(Task description): Copy every line of the listing that holds the string "oratorios".

(Dataset entries):
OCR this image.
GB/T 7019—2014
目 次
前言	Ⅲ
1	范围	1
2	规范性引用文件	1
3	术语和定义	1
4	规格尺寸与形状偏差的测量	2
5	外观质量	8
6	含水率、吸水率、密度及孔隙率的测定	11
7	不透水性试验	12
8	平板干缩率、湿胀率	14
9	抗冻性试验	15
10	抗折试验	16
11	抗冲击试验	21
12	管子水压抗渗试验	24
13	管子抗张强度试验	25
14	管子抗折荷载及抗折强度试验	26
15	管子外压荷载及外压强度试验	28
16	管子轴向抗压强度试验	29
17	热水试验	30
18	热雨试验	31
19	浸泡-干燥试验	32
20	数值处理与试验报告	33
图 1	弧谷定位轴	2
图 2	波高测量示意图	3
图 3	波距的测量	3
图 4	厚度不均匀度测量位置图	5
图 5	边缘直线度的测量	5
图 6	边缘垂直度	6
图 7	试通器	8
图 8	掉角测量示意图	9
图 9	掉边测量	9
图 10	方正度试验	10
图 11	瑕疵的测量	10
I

* * *

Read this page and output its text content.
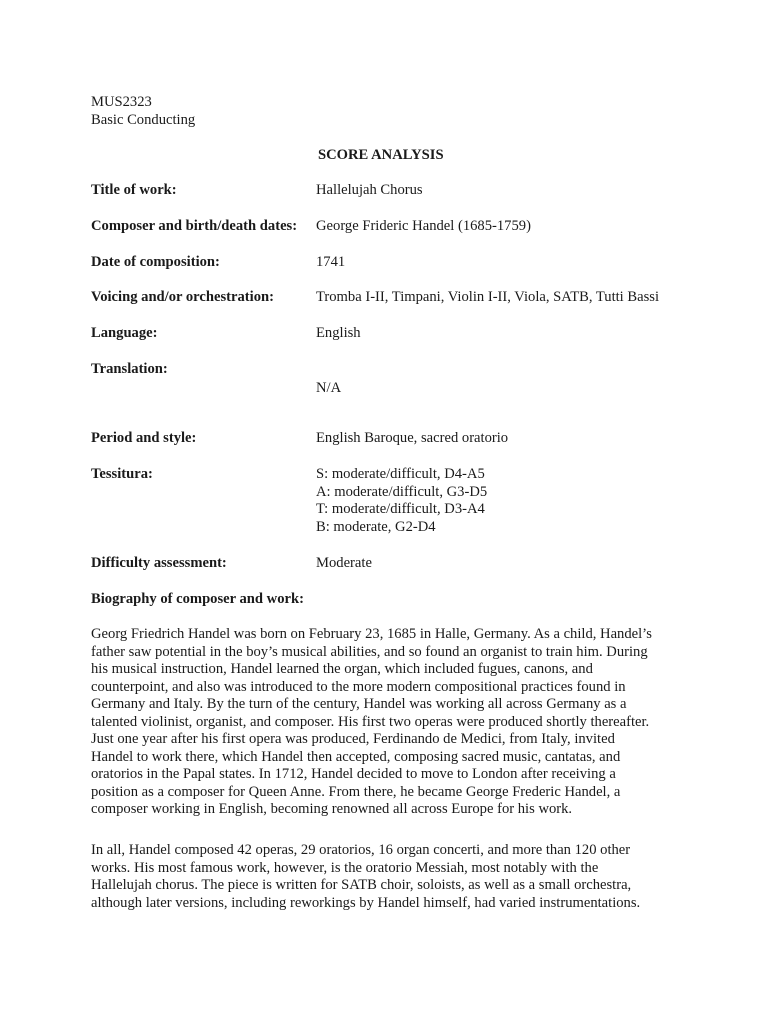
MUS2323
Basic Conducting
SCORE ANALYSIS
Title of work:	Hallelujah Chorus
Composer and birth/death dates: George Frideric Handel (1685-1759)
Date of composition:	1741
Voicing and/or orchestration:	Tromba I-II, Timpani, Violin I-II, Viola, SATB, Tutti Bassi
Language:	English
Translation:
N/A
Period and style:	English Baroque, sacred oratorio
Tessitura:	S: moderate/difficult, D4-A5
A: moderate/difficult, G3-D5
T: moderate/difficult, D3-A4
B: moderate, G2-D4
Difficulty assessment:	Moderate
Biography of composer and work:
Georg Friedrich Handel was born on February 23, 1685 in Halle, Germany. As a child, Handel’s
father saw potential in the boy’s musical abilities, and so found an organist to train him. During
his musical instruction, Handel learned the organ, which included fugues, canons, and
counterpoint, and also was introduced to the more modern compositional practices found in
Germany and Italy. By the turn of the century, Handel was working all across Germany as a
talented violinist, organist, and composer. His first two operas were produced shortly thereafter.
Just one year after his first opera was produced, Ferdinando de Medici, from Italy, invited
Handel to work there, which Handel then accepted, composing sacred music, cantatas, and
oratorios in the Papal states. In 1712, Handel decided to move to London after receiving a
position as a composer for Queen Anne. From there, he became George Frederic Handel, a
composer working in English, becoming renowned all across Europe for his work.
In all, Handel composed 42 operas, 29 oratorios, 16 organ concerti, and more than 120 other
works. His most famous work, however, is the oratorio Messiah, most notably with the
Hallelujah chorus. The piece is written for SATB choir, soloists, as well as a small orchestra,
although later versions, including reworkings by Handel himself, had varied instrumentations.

(Completed task):
oratorios in the Papal states. In 1712, Handel decided to move to London after receiving a
In all, Handel composed 42 operas, 29 oratorios, 16 organ concerti, and more than 120 other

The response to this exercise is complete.